## [Short exercise]
Make an exact transcription of the material, leaving out all images.

-*-*-

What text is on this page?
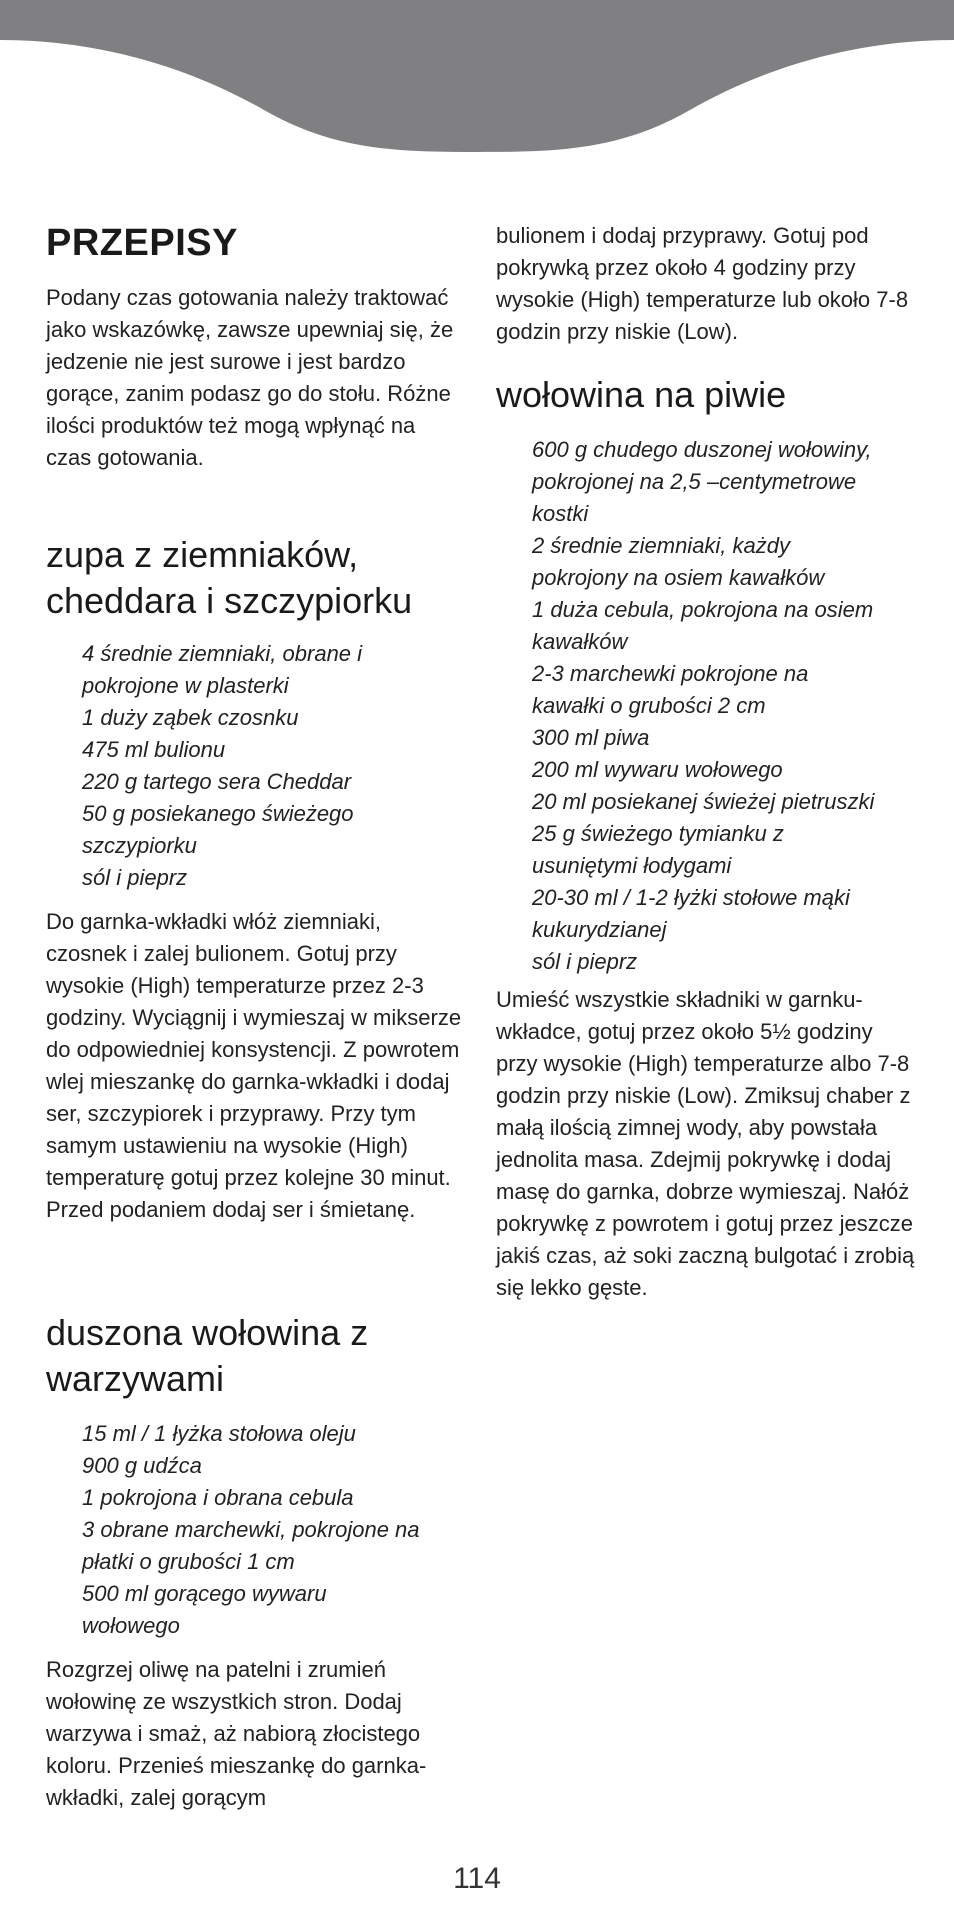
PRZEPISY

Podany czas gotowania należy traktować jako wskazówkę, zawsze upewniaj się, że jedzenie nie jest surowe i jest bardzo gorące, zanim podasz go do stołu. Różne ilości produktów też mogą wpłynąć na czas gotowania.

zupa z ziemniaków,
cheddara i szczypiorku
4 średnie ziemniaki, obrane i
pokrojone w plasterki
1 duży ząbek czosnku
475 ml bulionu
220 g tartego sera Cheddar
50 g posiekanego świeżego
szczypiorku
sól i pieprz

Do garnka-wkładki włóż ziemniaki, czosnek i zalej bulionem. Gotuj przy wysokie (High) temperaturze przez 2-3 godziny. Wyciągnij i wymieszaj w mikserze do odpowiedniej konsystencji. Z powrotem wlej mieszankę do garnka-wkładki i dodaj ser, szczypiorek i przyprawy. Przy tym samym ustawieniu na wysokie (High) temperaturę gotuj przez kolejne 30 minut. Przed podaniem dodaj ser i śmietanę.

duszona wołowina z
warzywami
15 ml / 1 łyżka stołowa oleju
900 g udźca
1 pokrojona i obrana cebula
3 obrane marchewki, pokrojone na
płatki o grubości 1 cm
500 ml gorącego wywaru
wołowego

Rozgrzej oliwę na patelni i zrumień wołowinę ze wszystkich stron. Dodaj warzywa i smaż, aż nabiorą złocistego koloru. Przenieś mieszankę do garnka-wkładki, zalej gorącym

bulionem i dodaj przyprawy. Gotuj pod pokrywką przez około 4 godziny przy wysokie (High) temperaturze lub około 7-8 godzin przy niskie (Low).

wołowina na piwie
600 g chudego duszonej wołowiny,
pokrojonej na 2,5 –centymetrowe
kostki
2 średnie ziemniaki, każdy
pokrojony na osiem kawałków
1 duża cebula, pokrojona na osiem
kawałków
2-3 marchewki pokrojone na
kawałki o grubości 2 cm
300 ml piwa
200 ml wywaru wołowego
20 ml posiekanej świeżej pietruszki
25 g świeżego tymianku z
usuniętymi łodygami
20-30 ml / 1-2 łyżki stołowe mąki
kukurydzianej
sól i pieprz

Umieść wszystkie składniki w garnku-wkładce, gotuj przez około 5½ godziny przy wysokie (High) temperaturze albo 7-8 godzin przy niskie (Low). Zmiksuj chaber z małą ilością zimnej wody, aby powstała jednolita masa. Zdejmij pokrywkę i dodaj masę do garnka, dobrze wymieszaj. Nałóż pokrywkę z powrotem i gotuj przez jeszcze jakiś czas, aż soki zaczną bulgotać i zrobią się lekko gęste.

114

-*-*-

## [Answer for the task]
What text is on this page?
PRZEPISY

Podany czas gotowania należy traktować jako wskazówkę, zawsze upewniaj się, że jedzenie nie jest surowe i jest bardzo gorące, zanim podasz go do stołu. Różne ilości produktów też mogą wpłynąć na czas gotowania.

zupa z ziemniaków,
cheddara i szczypiorku
4 średnie ziemniaki, obrane i
pokrojone w plasterki
1 duży ząbek czosnku
475 ml bulionu
220 g tartego sera Cheddar
50 g posiekanego świeżego
szczypiorku
sól i pieprz

Do garnka-wkładki włóż ziemniaki, czosnek i zalej bulionem. Gotuj przy wysokie (High) temperaturze przez 2-3 godziny. Wyciągnij i wymieszaj w mikserze do odpowiedniej konsystencji. Z powrotem wlej mieszankę do garnka-wkładki i dodaj ser, szczypiorek i przyprawy. Przy tym samym ustawieniu na wysokie (High) temperaturę gotuj przez kolejne 30 minut. Przed podaniem dodaj ser i śmietanę.

duszona wołowina z
warzywami
15 ml / 1 łyżka stołowa oleju
900 g udźca
1 pokrojona i obrana cebula
3 obrane marchewki, pokrojone na
płatki o grubości 1 cm
500 ml gorącego wywaru
wołowego

Rozgrzej oliwę na patelni i zrumień wołowinę ze wszystkich stron. Dodaj warzywa i smaż, aż nabiorą złocistego koloru. Przenieś mieszankę do garnka-wkładki, zalej gorącym

bulionem i dodaj przyprawy. Gotuj pod pokrywką przez około 4 godziny przy wysokie (High) temperaturze lub około 7-8 godzin przy niskie (Low).

wołowina na piwie
600 g chudego duszonej wołowiny,
pokrojonej na 2,5 –centymetrowe
kostki
2 średnie ziemniaki, każdy
pokrojony na osiem kawałków
1 duża cebula, pokrojona na osiem
kawałków
2-3 marchewki pokrojone na
kawałki o grubości 2 cm
300 ml piwa
200 ml wywaru wołowego
20 ml posiekanej świeżej pietruszki
25 g świeżego tymianku z
usuniętymi łodygami
20-30 ml / 1-2 łyżki stołowe mąki
kukurydzianej
sól i pieprz

Umieść wszystkie składniki w garnku-wkładce, gotuj przez około 5½ godziny przy wysokie (High) temperaturze albo 7-8 godzin przy niskie (Low). Zmiksuj chaber z małą ilością zimnej wody, aby powstała jednolita masa. Zdejmij pokrywkę i dodaj masę do garnka, dobrze wymieszaj. Nałóż pokrywkę z powrotem i gotuj przez jeszcze jakiś czas, aż soki zaczną bulgotać i zrobią się lekko gęste.

114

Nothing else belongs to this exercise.